Stored rows:

::::

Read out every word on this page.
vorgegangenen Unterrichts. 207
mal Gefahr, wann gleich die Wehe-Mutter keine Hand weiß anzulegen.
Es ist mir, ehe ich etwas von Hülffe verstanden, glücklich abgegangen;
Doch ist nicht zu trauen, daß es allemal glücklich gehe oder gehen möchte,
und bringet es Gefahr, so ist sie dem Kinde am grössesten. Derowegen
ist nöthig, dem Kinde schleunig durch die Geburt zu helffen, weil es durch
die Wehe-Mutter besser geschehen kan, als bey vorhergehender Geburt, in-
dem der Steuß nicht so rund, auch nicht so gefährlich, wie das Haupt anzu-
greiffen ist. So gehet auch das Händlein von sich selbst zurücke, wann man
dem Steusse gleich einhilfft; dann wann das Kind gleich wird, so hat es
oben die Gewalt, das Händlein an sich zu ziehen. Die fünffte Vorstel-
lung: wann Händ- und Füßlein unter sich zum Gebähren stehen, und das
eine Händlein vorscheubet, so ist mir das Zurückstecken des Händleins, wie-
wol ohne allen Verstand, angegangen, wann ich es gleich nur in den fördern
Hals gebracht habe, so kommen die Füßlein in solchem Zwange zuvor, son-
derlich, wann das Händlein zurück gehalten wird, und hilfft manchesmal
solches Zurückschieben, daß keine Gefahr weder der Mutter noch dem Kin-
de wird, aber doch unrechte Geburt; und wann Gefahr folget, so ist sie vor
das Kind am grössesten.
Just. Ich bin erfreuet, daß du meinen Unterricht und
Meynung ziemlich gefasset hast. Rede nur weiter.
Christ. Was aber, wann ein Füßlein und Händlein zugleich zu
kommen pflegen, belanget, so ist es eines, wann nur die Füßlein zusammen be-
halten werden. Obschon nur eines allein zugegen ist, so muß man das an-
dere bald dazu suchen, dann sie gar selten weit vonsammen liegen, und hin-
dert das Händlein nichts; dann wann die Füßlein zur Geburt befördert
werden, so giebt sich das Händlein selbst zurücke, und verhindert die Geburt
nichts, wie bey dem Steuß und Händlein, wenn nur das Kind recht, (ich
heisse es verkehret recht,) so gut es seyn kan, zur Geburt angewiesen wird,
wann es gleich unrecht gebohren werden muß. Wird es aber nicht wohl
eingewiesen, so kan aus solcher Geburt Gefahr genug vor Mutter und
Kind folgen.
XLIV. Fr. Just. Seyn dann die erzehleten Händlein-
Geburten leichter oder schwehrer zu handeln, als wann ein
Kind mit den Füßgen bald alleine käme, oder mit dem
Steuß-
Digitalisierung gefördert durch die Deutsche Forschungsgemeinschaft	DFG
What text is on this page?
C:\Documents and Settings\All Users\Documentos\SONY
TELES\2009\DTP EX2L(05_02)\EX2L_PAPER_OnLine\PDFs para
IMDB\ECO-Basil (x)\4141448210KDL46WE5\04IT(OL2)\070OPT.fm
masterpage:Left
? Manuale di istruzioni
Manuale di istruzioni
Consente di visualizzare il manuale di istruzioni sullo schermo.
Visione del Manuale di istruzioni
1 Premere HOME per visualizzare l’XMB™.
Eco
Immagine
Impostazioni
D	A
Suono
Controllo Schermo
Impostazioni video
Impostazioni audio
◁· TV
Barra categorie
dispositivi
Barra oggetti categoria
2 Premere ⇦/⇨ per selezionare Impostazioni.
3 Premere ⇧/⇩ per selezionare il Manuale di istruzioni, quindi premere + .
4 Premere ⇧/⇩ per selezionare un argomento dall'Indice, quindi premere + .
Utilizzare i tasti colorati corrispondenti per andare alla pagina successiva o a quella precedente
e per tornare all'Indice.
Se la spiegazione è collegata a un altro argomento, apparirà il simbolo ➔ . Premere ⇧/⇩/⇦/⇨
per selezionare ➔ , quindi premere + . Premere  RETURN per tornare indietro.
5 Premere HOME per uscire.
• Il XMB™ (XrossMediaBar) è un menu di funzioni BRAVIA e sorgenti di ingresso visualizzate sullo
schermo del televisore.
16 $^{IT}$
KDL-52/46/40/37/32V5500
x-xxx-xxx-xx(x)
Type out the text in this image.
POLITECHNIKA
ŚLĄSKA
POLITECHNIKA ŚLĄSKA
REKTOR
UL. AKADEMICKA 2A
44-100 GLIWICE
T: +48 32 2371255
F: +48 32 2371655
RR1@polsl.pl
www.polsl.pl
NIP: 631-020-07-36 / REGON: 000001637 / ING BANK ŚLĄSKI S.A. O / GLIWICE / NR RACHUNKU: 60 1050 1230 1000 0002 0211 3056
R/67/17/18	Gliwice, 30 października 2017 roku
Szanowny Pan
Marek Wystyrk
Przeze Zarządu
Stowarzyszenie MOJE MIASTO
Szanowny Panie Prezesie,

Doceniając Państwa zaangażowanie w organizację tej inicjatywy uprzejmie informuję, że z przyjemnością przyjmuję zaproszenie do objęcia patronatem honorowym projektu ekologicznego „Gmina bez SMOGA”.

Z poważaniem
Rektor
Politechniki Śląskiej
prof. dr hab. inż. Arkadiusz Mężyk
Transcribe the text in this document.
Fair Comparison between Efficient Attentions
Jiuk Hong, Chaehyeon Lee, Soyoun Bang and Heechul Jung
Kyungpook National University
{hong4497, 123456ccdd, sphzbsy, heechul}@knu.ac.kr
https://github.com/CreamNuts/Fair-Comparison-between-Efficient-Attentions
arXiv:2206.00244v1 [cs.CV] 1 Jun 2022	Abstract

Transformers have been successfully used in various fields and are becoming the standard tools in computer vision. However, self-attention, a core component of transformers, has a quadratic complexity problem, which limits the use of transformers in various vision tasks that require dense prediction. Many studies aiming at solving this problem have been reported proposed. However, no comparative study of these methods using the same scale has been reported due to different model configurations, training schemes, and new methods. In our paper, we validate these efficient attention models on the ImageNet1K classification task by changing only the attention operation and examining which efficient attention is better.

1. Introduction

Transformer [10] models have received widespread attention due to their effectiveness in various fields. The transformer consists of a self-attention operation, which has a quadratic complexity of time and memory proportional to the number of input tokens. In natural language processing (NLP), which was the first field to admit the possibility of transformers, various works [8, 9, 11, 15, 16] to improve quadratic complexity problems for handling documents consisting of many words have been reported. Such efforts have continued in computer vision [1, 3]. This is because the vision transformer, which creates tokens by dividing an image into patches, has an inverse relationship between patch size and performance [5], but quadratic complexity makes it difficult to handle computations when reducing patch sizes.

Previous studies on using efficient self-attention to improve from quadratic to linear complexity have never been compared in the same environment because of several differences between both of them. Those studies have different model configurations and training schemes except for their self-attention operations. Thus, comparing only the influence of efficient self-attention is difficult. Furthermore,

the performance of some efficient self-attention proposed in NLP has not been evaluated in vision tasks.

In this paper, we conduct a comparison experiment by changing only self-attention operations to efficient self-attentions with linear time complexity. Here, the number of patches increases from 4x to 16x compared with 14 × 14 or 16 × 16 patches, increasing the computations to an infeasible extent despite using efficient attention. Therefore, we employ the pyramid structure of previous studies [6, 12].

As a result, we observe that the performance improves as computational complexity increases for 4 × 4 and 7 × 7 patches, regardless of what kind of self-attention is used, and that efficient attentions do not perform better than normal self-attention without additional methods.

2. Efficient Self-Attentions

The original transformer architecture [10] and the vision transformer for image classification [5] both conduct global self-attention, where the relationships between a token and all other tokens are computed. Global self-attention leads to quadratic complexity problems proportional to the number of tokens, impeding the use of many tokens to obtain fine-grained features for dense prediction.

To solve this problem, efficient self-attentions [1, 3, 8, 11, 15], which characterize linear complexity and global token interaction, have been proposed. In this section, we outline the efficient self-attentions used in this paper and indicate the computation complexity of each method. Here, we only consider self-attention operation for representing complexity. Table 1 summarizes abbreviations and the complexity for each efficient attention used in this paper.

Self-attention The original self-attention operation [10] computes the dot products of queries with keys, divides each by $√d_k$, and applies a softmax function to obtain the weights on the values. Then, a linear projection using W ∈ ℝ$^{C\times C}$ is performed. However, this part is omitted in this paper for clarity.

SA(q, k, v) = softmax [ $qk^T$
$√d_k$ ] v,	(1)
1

::::

Objective:
Give the number of lines in the entries that hold the word "tasks", and nothing else.

The result:
2